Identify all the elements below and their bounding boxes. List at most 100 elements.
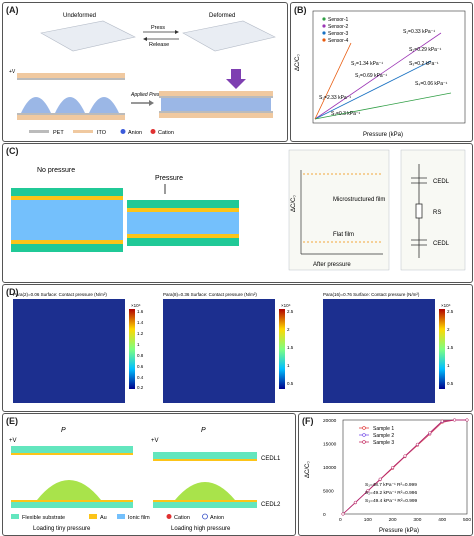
chart-axes [342, 419, 468, 515]
right-vplus: +V [151, 438, 159, 444]
panel-f: (F) ΔC/C₀ Pressure (kPa) 0 100 200 300 400 50… [298, 413, 473, 536]
legend-ito: ITO [97, 130, 107, 136]
chart-legend: Sample 1 Sample 2 Sample 3 [359, 426, 394, 446]
panel-b-ylabel: ΔC/C₀ [295, 54, 301, 71]
anion-swatch [202, 513, 208, 520]
data-point [465, 418, 469, 422]
heatmap-3-tick-1: 2 [447, 327, 450, 332]
cedl-bottom-label: CEDL [433, 241, 450, 247]
panel-b-legend: Sensor-1 Sensor-2 Sensor-3 Sensor-4 [322, 17, 349, 44]
data-point [403, 454, 407, 458]
y-tick-label: 0 [323, 512, 326, 518]
heatmap-2-title: Para(8)=0.36 Surface: Contact pressure (… [163, 292, 257, 297]
release-label: Release [149, 42, 169, 48]
au-swatch [89, 514, 97, 519]
annotation-s1: S₁=48.7 kPa⁻¹ R²=0.999 [365, 482, 417, 488]
heatmap-3-tick-2: 1.5 [447, 345, 454, 350]
y-tick-label: 15000 [323, 442, 337, 448]
y-tick-label: 20000 [323, 418, 337, 424]
applied-pressure-label: Applied Pressure [130, 92, 169, 98]
pet-swatch [29, 130, 49, 133]
heatmap-1-tick-5: 0.6 [137, 364, 144, 369]
heatmap-2-tick-1: 2 [287, 327, 290, 332]
heatmap-3-tick-4: 0.5 [447, 381, 454, 386]
data-point [378, 477, 382, 481]
y-tick-label: 10000 [323, 465, 337, 471]
chart-ylabel: ΔC/C₀ [305, 461, 311, 478]
flexible-substrate-swatch [11, 514, 19, 519]
right-p-label: P [201, 427, 206, 434]
data-point [341, 512, 345, 516]
panel-c: (C) No pressure Pressure ΔC/C₀ Microstru… [2, 143, 473, 283]
caption-left: Loading tiny pressure [33, 526, 91, 532]
heatmap-1-tick-2: 1.2 [137, 331, 144, 336]
microstructured-label: Microstructured film [333, 197, 385, 203]
heatmap-1-scale-exponent: ×10⁴ [131, 303, 141, 308]
undeformed-label: Undeformed [63, 13, 96, 19]
annotation-s4: S₄=0.06 kPa⁻¹ [415, 81, 448, 87]
heatmap-1-tick-4: 0.8 [137, 353, 144, 358]
heatmap-1: Para(2)=0.06 Surface: Contact pressure (… [13, 292, 144, 403]
no-pressure-label: No pressure [37, 167, 75, 174]
anion-swatch [120, 129, 126, 134]
heatmap-2-scale-exponent: ×10⁴ [281, 303, 291, 308]
heatmap-1-tick-6: 0.4 [137, 375, 144, 380]
panel-d-label: (D) [6, 287, 19, 297]
after-pressure-label: After pressure [313, 262, 351, 268]
data-point [428, 431, 432, 435]
data-point [391, 466, 395, 470]
heatmap-1-tick-1: 1.4 [137, 320, 144, 325]
annotation-s8: S₁=0.3 kPa⁻¹ [331, 111, 361, 117]
panel-a: (A) Undeformed Deformed Press Release +V [2, 2, 288, 142]
data-point [415, 442, 419, 446]
cation-swatch [166, 514, 172, 519]
panel-b-chart: ΔC/C₀ Pressure (kPa) Sensor-1 Sensor-2 S… [295, 10, 466, 138]
panel-f-label: (F) [302, 416, 314, 426]
legend-sensor-2: Sensor-2 [328, 24, 349, 30]
caption-right: Loading high pressure [171, 526, 231, 532]
heatmap-3: Para(16)=0.76 Surface: Contact pressure … [323, 292, 454, 403]
heatmap-3-title: Para(16)=0.76 Surface: Contact pressure … [323, 292, 420, 297]
heatmap-1-title: Para(2)=0.06 Surface: Contact pressure (… [13, 292, 107, 297]
legend-sensor-1: Sensor-1 [328, 17, 349, 23]
annotation-s3: S₃=49.4 kPa⁻¹ R²=0.999 [365, 498, 418, 504]
right-film-stack [127, 200, 239, 246]
heatmap-1-tick-0: 1.6 [137, 309, 144, 314]
left-vplus: +V [9, 69, 16, 75]
panel-e: (E) +V P +V P CEDL1 CEDL2 Flexible subst… [2, 413, 296, 536]
panel-a-diagram: Undeformed Deformed Press Release +V App… [9, 13, 276, 136]
circuit-box [400, 149, 466, 271]
x-tick-label: 500 [463, 517, 471, 523]
left-device [17, 73, 125, 120]
annotation-s6: S₁=0.69 kPa⁻¹ [355, 73, 387, 79]
panel-a-label: (A) [6, 5, 19, 15]
legend-pet: PET [53, 130, 64, 136]
heatmap-2-tick-0: 2.5 [287, 309, 294, 314]
deformed-label: Deformed [209, 13, 235, 19]
panel-d-heatmaps: Para(2)=0.06 Surface: Contact pressure (… [13, 292, 454, 403]
panel-e-label: (E) [6, 416, 18, 426]
panel-d: (D) Para(2)=0.06 Surface: Contact pressu… [2, 284, 473, 412]
resistor-symbol [415, 203, 423, 219]
left-p-label: P [61, 427, 66, 434]
panel-b-label: (B) [294, 5, 307, 15]
x-tick-label: 0 [339, 517, 342, 523]
panel-c-ylabel: ΔC/C₀ [291, 195, 297, 212]
annotation-s2: S₂=0.29 kPa⁻¹ [409, 47, 442, 53]
legend-flexible-substrate: Flexible substrate [22, 515, 65, 521]
press-label: Press [151, 25, 165, 31]
legend-sensor-4: Sensor-4 [328, 38, 349, 44]
annotation-s5: S₁=1.34 kPa⁻¹ [351, 61, 383, 67]
ito-swatch [73, 130, 93, 133]
right-sensor [153, 452, 257, 508]
heatmap-3-tick-3: 1 [447, 363, 450, 368]
cedl-top-label: CEDL [433, 179, 450, 185]
y-tick-label: 5000 [323, 489, 334, 495]
panel-b: (B) ΔC/C₀ Pressure (kPa) Sensor-1 Sensor… [290, 2, 473, 142]
legend-ionic-film: Ionic film [128, 515, 150, 521]
annotation-s1: S₁=0.33 kPa⁻¹ [403, 29, 435, 35]
deformed-film [182, 20, 276, 52]
heatmap-2: Para(8)=0.36 Surface: Contact pressure (… [163, 292, 294, 403]
data-point [353, 500, 357, 504]
data-point [440, 419, 444, 423]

⁂

- [Directive]:
Please transcribe the lines between the one holding "chart-axes [342, 419, 468, 515]" and the one holding "no-pressure-label: No pressure", inclusive.

- [Full output]:
chart-axes [342, 419, 468, 515]
right-vplus: +V [151, 438, 159, 444]
panel-f: (F) ΔC/C₀ Pressure (kPa) 0 100 200 300 400 50… [298, 413, 473, 536]
legend-ito: ITO [97, 130, 107, 136]
chart-legend: Sample 1 Sample 2 Sample 3 [359, 426, 394, 446]
panel-b-ylabel: ΔC/C₀ [295, 54, 301, 71]
anion-swatch [202, 513, 208, 520]
data-point [465, 418, 469, 422]
heatmap-3-tick-1: 2 [447, 327, 450, 332]
cedl-bottom-label: CEDL [433, 241, 450, 247]
panel-b-legend: Sensor-1 Sensor-2 Sensor-3 Sensor-4 [322, 17, 349, 44]
data-point [403, 454, 407, 458]
y-tick-label: 0 [323, 512, 326, 518]
heatmap-2-title: Para(8)=0.36 Surface: Contact pressure (… [163, 292, 257, 297]
release-label: Release [149, 42, 169, 48]
au-swatch [89, 514, 97, 519]
annotation-s1: S₁=48.7 kPa⁻¹ R²=0.999 [365, 482, 417, 488]
heatmap-3-tick-2: 1.5 [447, 345, 454, 350]
y-tick-label: 15000 [323, 442, 337, 448]
y-tick-label: 20000 [323, 418, 337, 424]
applied-pressure-label: Applied Pressure [130, 92, 169, 98]
pet-swatch [29, 130, 49, 133]
heatmap-1-tick-5: 0.6 [137, 364, 144, 369]
heatmap-2-tick-1: 2 [287, 327, 290, 332]
heatmap-3-tick-4: 0.5 [447, 381, 454, 386]
data-point [378, 477, 382, 481]
y-tick-label: 10000 [323, 465, 337, 471]
chart-ylabel: ΔC/C₀ [305, 461, 311, 478]
flexible-substrate-swatch [11, 514, 19, 519]
right-p-label: P [201, 427, 206, 434]
data-point [341, 512, 345, 516]
panel-c: (C) No pressure Pressure ΔC/C₀ Microstru… [2, 143, 473, 283]
caption-left: Loading tiny pressure [33, 526, 91, 532]
heatmap-1-tick-2: 1.2 [137, 331, 144, 336]
microstructured-label: Microstructured film [333, 197, 385, 203]
heatmap-1-scale-exponent: ×10⁴ [131, 303, 141, 308]
undeformed-label: Undeformed [63, 13, 96, 19]
annotation-s4: S₄=0.06 kPa⁻¹ [415, 81, 448, 87]
heatmap-1-tick-4: 0.8 [137, 353, 144, 358]
heatmap-1: Para(2)=0.06 Surface: Contact pressure (… [13, 292, 144, 403]
no-pressure-label: No pressure [37, 167, 75, 174]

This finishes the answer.